== The exercise ==
Search the data for the word "this". Reproduce every line where it is found.

== Data excerpts ==
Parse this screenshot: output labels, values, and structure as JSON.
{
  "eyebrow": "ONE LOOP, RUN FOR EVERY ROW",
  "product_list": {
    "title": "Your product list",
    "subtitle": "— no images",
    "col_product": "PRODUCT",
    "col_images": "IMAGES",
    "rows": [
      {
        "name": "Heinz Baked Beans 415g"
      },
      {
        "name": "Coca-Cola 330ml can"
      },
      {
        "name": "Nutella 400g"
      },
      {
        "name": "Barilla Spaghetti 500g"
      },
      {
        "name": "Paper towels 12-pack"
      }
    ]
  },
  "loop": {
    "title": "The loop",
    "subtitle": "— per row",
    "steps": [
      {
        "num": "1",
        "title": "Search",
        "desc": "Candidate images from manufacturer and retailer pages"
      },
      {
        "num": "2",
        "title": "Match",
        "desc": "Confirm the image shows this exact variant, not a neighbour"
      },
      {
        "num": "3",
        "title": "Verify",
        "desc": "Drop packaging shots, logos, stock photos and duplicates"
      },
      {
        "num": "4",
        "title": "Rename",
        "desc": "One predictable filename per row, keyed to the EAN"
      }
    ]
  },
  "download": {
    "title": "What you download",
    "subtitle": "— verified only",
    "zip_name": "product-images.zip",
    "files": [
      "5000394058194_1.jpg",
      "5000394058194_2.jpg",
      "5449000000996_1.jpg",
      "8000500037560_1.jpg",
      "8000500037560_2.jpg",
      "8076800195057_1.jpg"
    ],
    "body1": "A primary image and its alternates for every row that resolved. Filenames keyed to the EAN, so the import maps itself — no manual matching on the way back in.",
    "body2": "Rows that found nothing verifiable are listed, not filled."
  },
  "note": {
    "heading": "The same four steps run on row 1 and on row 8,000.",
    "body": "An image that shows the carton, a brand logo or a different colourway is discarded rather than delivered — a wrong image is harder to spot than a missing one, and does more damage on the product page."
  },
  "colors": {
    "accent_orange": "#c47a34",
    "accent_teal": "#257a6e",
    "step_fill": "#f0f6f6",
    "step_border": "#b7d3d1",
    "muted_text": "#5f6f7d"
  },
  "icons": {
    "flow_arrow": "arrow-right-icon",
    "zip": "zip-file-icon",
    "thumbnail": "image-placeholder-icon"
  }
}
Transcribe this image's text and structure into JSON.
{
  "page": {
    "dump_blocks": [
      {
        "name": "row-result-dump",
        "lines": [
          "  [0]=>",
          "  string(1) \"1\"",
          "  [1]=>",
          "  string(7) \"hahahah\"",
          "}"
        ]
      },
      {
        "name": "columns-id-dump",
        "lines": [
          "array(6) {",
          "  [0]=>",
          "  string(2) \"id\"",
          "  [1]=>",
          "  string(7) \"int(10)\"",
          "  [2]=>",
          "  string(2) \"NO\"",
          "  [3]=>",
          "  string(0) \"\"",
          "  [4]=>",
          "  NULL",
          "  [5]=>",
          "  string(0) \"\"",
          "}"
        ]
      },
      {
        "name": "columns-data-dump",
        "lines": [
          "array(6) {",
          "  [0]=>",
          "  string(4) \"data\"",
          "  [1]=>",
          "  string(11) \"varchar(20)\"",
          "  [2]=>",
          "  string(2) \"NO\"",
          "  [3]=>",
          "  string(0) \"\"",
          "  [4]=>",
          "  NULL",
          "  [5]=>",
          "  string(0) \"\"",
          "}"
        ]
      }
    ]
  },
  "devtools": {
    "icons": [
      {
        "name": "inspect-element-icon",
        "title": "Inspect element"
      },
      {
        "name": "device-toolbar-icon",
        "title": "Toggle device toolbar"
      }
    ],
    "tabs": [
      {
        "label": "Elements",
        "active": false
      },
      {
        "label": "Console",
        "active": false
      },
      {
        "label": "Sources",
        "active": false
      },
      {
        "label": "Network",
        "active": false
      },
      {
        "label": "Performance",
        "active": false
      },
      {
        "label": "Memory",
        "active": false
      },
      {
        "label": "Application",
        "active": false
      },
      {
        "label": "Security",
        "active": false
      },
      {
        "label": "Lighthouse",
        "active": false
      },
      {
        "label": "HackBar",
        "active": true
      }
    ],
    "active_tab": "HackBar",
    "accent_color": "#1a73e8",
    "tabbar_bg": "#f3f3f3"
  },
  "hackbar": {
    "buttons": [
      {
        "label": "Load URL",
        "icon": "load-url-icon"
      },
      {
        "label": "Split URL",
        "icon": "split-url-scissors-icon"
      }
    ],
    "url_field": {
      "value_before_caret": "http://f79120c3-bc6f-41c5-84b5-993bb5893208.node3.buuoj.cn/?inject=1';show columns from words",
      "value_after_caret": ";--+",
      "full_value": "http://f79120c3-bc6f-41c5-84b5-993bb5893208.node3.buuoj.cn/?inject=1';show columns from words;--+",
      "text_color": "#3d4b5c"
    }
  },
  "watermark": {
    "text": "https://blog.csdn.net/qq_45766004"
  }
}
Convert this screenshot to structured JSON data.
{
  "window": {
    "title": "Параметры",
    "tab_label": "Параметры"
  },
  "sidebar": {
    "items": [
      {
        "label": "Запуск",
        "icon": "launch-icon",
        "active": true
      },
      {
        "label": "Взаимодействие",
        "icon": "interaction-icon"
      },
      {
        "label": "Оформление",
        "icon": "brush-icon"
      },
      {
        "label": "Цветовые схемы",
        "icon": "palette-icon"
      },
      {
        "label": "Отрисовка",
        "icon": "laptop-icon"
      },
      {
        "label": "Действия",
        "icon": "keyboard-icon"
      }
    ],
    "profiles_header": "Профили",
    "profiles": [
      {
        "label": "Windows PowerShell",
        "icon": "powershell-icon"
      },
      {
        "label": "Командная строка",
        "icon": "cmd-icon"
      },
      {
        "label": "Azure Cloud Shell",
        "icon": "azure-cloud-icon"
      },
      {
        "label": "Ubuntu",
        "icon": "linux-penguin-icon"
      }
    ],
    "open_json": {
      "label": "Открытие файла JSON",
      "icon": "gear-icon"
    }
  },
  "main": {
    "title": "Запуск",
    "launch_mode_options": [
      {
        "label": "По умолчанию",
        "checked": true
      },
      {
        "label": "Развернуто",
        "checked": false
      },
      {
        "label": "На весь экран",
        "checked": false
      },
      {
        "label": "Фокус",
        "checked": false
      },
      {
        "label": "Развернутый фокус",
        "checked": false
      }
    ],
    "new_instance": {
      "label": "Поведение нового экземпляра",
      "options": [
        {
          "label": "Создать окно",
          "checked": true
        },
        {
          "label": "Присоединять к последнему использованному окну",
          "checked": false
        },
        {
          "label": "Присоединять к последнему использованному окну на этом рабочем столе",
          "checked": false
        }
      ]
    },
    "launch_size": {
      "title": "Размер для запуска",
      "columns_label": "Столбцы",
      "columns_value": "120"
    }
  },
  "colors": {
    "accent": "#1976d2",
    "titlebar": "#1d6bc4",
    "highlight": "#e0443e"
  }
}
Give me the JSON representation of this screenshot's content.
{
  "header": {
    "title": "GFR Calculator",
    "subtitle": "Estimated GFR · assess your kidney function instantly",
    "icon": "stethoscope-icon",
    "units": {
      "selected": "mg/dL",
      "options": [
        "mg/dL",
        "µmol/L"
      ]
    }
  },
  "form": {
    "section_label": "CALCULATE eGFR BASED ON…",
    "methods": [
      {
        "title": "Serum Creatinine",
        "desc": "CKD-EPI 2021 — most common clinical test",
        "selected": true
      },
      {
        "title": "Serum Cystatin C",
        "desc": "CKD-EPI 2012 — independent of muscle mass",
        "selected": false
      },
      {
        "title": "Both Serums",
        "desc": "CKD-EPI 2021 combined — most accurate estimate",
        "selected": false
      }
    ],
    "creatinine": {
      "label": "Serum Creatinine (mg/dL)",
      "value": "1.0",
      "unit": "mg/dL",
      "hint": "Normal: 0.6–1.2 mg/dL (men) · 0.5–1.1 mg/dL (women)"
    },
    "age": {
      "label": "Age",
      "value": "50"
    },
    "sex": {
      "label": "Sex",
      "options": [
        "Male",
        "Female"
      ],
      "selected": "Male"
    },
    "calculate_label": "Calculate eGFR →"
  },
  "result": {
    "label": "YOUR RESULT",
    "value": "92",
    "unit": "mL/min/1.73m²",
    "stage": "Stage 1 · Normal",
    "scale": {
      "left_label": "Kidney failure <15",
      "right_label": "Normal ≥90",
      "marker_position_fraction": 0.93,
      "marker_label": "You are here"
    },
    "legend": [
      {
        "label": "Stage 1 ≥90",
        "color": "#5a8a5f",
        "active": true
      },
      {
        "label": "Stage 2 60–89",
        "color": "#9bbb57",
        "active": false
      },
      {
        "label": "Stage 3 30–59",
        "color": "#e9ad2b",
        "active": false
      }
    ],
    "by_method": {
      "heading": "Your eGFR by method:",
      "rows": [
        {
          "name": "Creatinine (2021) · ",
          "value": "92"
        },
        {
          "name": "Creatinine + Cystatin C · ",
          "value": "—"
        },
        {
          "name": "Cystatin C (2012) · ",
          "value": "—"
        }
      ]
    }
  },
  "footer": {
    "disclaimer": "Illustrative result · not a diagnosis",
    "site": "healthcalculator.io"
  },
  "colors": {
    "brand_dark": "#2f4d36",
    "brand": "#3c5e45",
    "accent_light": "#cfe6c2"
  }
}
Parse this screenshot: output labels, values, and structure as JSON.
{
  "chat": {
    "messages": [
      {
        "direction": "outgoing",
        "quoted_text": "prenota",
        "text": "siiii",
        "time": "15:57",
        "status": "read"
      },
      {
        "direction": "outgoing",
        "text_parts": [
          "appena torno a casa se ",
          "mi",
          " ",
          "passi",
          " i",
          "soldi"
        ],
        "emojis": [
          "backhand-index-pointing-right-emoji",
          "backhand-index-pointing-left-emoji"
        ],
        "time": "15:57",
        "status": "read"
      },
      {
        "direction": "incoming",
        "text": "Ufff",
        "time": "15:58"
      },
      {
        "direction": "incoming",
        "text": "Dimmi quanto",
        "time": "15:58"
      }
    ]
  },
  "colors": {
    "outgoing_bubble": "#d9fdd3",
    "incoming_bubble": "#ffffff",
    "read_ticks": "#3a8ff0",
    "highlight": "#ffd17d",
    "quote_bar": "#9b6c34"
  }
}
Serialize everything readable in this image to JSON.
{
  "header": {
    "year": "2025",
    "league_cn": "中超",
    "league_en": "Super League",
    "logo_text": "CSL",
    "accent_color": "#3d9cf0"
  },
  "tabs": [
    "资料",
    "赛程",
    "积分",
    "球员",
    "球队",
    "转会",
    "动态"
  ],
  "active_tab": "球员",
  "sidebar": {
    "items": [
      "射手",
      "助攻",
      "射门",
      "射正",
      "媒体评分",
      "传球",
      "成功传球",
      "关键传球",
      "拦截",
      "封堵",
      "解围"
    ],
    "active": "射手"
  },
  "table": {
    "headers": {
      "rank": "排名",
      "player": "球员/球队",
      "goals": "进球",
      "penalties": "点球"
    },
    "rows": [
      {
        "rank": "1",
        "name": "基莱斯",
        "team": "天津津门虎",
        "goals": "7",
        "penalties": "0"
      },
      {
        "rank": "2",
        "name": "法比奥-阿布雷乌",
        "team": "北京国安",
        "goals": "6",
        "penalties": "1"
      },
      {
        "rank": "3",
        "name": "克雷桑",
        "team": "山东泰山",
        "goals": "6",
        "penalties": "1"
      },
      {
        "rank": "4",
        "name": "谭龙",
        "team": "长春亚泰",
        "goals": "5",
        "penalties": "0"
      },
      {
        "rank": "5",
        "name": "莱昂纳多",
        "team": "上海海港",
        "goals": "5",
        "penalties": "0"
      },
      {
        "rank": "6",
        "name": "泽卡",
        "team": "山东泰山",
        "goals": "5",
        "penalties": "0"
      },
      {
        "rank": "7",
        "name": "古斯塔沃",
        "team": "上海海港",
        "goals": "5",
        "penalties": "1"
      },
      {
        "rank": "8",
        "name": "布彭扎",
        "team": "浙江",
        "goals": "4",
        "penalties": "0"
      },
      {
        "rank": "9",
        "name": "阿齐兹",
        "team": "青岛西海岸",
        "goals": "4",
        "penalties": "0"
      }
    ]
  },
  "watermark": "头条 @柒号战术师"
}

== The response ==
Parse this screenshot: output labels, values, and structure as JSON.
        "desc": "Confirm the image shows this exact variant, not a neighbour"
Transcribe this image's text and structure into JSON.
Convert this screenshot to structured JSON data.
Give me the JSON representation of this screenshot's content.
Parse this screenshot: output labels, values, and structure as JSON.
Serialize everything readable in this image to JSON.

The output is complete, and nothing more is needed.